> **Stated problem**:
The listing below must be repeated word for word, with its images excluded.
-----
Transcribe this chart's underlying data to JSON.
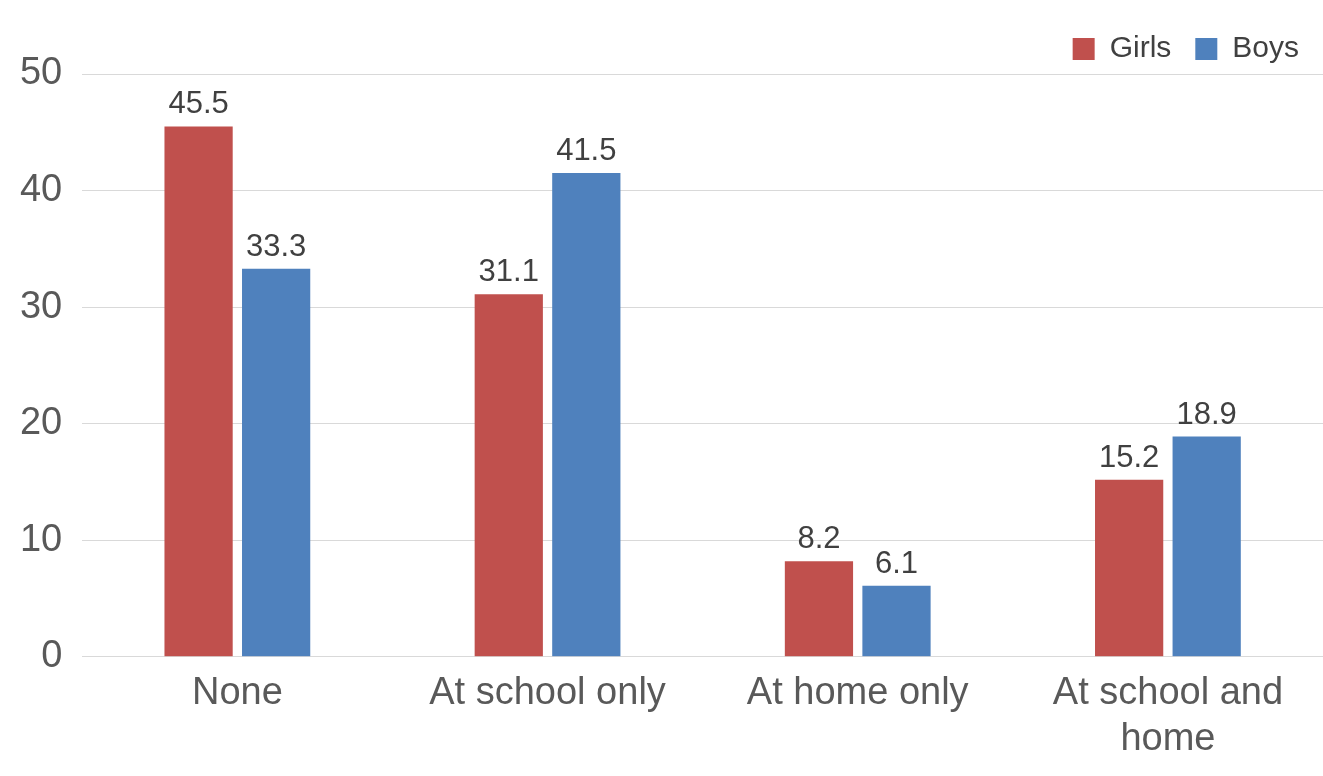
{
  "chart_data": {
    "type": "bar",
    "categories": [
      "None",
      "At school only",
      "At home only",
      "At school and home"
    ],
    "series": [
      {
        "name": "Girls",
        "color": "#c0504d",
        "values": [
          45.5,
          31.1,
          8.2,
          15.2
        ]
      },
      {
        "name": "Boys",
        "color": "#4f81bd",
        "values": [
          33.3,
          41.5,
          6.1,
          18.9
        ]
      }
    ],
    "ylim": [
      0,
      50
    ],
    "yticks": [
      0,
      10,
      20,
      30,
      40,
      50
    ],
    "grid": "y",
    "legend": "top right",
    "data_labels": true
  }
}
-----
> **Answer in full**:
Transcribe this chart's underlying data to JSON.
{
  "chart_data": {
    "type": "bar",
    "categories": [
      "None",
      "At school only",
      "At home only",
      "At school and home"
    ],
    "series": [
      {
        "name": "Girls",
        "color": "#c0504d",
        "values": [
          45.5,
          31.1,
          8.2,
          15.2
        ]
      },
      {
        "name": "Boys",
        "color": "#4f81bd",
        "values": [
          33.3,
          41.5,
          6.1,
          18.9
        ]
      }
    ],
    "ylim": [
      0,
      50
    ],
    "yticks": [
      0,
      10,
      20,
      30,
      40,
      50
    ],
    "grid": "y",
    "legend": "top right",
    "data_labels": true
  }
}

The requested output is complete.